_Exercise objective_
What is the number of lines in the data that hold the string "placeholder"? Reply with that number only.

[START OF Task data]

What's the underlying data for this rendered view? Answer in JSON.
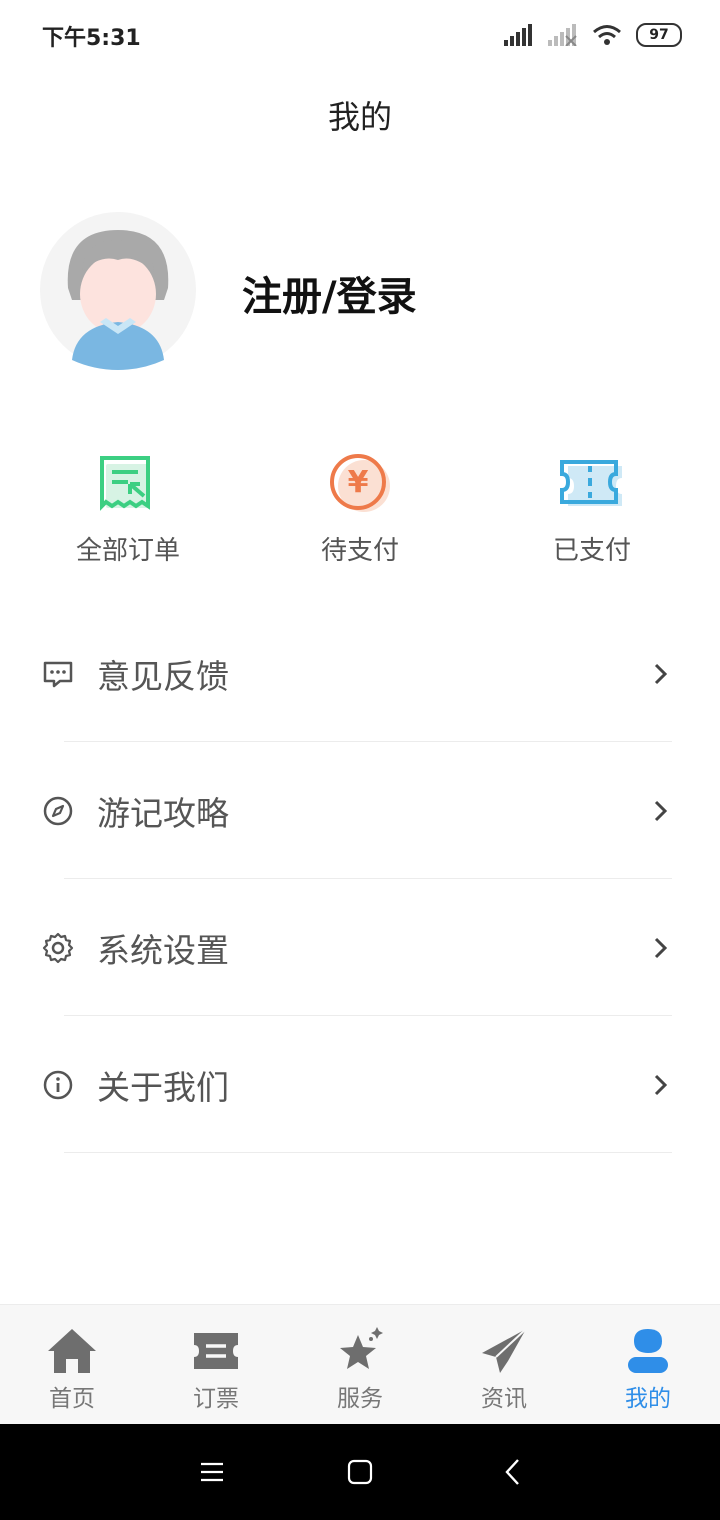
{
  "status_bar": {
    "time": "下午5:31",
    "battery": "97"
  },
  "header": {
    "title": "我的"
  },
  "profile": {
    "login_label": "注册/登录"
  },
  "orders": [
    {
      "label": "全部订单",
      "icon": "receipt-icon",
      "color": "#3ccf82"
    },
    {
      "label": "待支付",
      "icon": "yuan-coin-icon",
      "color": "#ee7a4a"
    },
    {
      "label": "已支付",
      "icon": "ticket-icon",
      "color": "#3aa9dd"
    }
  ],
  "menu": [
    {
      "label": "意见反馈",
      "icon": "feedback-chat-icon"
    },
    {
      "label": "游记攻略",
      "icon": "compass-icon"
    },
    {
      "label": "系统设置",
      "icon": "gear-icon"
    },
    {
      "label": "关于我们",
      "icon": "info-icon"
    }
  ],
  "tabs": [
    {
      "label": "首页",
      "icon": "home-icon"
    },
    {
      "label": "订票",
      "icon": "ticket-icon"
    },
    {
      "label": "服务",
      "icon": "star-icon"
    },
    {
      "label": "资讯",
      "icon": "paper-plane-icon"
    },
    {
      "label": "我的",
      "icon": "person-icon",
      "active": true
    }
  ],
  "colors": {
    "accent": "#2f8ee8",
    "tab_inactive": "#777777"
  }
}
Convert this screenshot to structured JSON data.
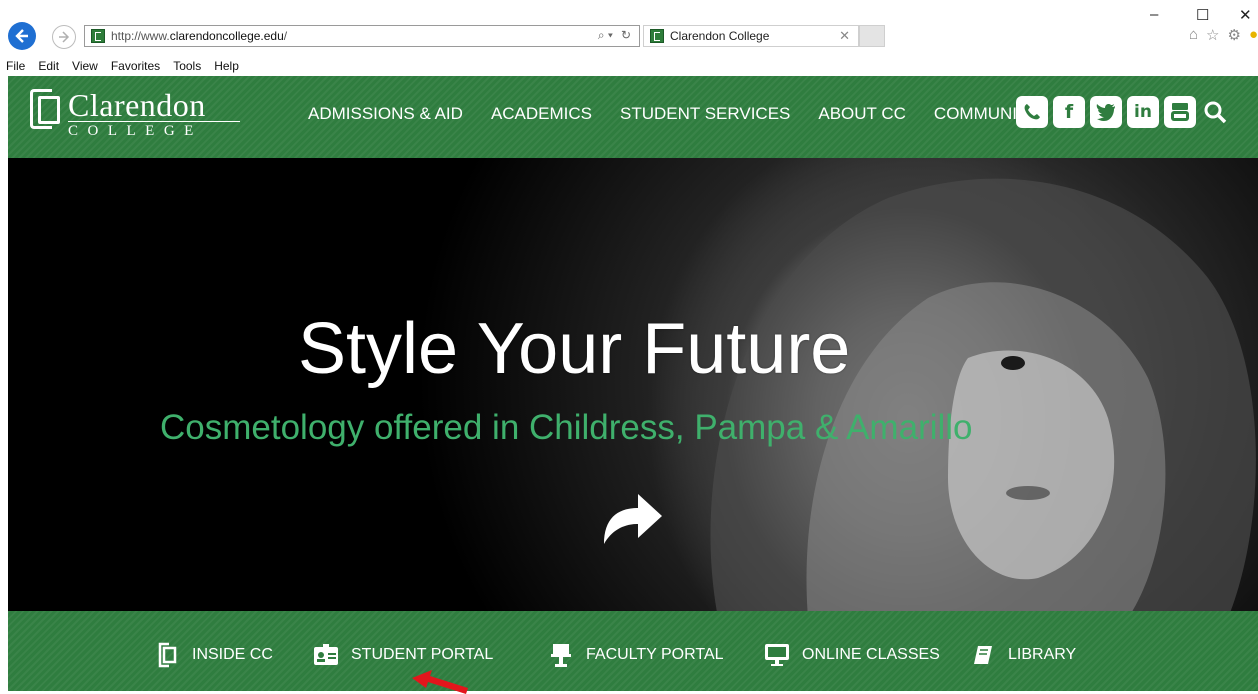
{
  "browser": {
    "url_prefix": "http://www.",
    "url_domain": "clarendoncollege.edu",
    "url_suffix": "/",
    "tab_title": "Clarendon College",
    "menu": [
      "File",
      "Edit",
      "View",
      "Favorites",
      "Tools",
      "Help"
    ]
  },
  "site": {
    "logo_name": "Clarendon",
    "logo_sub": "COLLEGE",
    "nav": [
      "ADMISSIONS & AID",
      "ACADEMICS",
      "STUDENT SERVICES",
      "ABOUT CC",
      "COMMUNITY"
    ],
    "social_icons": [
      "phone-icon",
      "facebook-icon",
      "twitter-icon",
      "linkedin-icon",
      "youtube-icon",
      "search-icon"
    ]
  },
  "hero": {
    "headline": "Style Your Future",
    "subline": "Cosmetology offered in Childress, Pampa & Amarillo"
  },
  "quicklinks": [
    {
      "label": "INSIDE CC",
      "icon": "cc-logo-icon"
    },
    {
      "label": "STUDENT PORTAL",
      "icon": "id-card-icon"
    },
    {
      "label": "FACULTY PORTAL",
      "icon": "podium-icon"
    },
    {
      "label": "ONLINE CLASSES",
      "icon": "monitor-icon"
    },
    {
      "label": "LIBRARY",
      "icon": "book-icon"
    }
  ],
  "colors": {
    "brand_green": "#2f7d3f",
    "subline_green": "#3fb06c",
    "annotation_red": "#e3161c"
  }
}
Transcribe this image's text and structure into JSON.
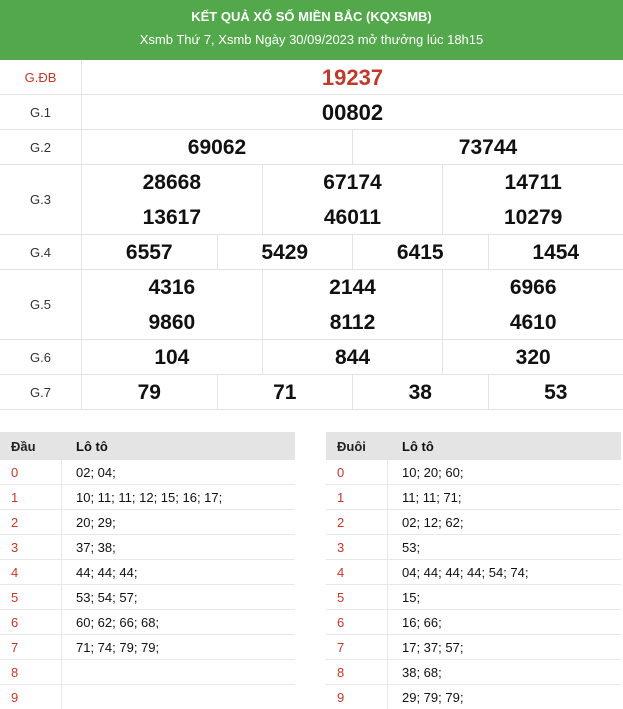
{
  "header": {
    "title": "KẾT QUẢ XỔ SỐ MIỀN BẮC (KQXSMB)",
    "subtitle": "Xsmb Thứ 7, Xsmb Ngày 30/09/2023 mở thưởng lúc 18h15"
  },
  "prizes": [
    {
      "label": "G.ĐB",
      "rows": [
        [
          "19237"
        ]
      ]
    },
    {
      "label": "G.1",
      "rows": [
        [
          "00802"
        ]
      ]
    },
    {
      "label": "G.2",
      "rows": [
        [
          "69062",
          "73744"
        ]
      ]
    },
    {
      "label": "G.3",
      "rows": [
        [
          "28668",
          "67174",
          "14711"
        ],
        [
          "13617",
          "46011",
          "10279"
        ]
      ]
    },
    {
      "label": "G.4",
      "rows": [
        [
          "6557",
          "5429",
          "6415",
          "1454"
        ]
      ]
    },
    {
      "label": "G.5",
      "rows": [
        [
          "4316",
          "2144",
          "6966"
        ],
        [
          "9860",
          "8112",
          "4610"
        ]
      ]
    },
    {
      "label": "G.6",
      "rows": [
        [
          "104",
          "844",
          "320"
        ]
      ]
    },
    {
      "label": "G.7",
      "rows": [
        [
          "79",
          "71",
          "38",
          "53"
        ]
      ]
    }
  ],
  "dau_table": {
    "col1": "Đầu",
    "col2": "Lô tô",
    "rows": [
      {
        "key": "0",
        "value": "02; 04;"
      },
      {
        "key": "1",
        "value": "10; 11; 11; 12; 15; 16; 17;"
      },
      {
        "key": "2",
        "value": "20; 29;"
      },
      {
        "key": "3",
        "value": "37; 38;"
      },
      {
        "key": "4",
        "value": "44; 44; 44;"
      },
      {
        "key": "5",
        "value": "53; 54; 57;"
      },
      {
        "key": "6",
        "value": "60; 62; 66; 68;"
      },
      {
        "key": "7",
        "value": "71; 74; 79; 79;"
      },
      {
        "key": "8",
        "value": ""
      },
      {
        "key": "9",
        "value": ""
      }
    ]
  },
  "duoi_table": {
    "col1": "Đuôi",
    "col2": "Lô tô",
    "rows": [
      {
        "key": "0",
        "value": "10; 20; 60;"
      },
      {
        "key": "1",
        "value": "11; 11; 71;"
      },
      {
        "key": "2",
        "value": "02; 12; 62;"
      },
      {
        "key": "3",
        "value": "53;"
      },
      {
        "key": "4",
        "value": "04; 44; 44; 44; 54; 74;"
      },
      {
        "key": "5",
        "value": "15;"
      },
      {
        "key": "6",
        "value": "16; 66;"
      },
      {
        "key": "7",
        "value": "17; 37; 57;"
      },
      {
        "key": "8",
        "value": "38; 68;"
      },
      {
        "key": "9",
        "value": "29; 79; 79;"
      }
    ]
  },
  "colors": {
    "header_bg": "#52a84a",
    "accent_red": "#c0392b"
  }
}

[END OF Task data]
[START OF Task data]

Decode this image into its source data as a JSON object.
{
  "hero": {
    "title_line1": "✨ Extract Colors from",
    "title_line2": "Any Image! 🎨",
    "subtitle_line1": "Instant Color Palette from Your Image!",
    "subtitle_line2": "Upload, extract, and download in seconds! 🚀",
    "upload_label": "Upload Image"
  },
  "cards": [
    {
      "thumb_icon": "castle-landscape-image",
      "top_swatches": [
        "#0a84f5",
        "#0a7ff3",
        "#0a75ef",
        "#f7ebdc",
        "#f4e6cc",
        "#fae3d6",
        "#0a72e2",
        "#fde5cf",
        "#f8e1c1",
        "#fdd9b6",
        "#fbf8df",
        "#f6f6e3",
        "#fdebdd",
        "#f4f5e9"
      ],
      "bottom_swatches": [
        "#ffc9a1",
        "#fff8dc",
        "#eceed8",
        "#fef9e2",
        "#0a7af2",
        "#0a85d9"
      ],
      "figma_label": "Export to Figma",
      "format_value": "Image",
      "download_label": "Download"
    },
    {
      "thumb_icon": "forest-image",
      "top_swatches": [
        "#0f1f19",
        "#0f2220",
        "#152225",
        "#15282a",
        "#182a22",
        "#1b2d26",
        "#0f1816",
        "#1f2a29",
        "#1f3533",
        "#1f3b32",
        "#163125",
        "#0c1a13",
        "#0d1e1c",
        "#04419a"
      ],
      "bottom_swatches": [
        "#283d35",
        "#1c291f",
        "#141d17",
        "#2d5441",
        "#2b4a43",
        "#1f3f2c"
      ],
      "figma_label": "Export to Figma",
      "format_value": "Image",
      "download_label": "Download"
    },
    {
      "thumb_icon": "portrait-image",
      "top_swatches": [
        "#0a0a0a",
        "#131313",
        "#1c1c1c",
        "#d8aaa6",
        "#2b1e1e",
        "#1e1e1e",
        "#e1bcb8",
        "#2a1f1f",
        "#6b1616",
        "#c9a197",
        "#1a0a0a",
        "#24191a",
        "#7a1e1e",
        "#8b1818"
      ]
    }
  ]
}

[END OF Task data]
[START OF Task data]

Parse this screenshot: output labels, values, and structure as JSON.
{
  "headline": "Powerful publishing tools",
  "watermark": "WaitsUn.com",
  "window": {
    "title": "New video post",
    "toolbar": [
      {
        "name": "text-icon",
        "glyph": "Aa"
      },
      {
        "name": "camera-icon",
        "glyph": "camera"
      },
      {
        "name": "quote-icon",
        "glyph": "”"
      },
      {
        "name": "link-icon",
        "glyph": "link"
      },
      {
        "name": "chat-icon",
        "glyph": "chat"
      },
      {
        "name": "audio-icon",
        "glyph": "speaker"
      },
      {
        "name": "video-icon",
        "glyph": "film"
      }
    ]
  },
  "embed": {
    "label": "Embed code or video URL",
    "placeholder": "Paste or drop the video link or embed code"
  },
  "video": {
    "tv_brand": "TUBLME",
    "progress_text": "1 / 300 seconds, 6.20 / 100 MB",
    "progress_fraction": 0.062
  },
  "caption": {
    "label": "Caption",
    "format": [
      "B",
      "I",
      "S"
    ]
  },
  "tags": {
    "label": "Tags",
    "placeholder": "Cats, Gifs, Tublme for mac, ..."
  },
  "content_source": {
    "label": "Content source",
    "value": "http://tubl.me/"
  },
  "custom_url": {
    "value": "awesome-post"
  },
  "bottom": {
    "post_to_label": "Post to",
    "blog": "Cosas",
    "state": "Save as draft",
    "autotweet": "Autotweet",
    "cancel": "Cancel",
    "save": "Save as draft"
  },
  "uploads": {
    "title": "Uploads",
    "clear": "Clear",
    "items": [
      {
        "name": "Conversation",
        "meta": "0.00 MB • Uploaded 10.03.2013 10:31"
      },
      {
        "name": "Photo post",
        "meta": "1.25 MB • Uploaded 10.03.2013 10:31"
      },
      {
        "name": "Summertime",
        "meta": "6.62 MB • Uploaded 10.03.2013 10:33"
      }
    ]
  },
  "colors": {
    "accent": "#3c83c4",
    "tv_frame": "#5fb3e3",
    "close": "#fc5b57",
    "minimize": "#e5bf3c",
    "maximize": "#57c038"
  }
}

[END OF Task data]

_Answer for the task_
2